-------- Reading passage --------

Krishna, however, sought to cool the tempers in India, saying the matter related to only '12 to 18 students' out of 108,000 Indian students studying in the US.

'Well, let us understand one thing. There are about 1.8 lakh Indian students in the United States of America. And we are now talking about these 12 or 18 students who have been subjected to this treatment,' Krishna said when asked about the tagging of Indian students.

'I would appeal to the people of the country, and to the media in particular, that we should look at it in the larger perspective of these one lakh and odd Indian students who are pursuing their studies in various universities,' he said.

Some 1,555 students of Tri-Valley University, 90 percent of them from India and mostly from Andhra Pradesh, face the prospect of deportation following the closure of the Pleasanton-based university on charges of selling student visas.

Earlier, Krishna strongly condemned the radio tagging of Indian students. The practice was 'inhuman', he said and demanded that the US government 'initiate severe action against those officials responsible for this inhuman act'.

'Indian students are not criminals. The radio collars should immediately be removed,' Krishna said in Bangalore Sunday.

The US has, however, vigorously defended the radio tagging of Indian students, saying the practice was a 'standard procedure' for a variety of investigations.

'Use of ankle monitors is widespread across the United States and standard procedure for a variety of investigations, and does not necessarily imply guilt or suspicion of criminal activity,' the US embassy here said in a statement Monday.

--------

> **Set exercise A**:
List every geographic place named in the news excerpt about Indian students.
> **Set exercise B**:
Swap "bbox" for "bounding box" throughout the records and reproduce them otherwise unchanged, leaving out the pictures.
The records have no connection to the news excerpt.

-------- The records --------

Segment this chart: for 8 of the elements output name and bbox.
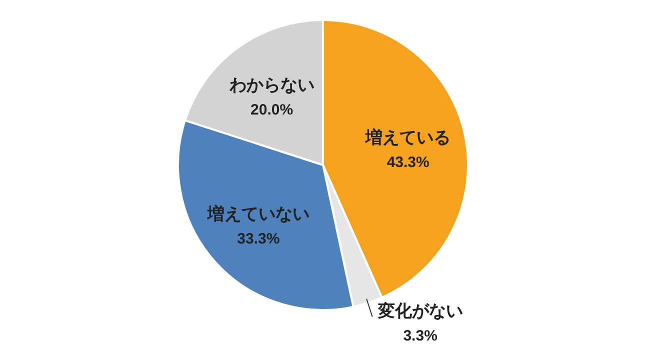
slice-label: 増えている <box>364 126 451 147</box>
slice-label: 変化がない <box>376 302 463 321</box>
slice-label: 増えていない <box>206 203 310 224</box>
slice-label: わからない <box>228 76 314 95</box>
data-label: 3.3% <box>403 328 438 345</box>
data-label: 33.3% <box>237 230 280 248</box>
data-label: 43.3% <box>386 154 430 171</box>
data-label: 20.0% <box>250 102 294 119</box>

--------

> **Task solution A**:
India, the United States, Andhra Pradesh, Pleasanton, Bangalore

> **Task solution B**:
Segment this chart: for 8 of the elements output name and bounding box.
slice-label: 増えている <box>364 126 451 147</box>
slice-label: 変化がない <box>376 302 463 321</box>
slice-label: 増えていない <box>206 203 310 224</box>
slice-label: わからない <box>228 76 314 95</box>
data-label: 3.3% <box>403 328 438 345</box>
data-label: 33.3% <box>237 230 280 248</box>
data-label: 43.3% <box>386 154 430 171</box>
data-label: 20.0% <box>250 102 294 119</box>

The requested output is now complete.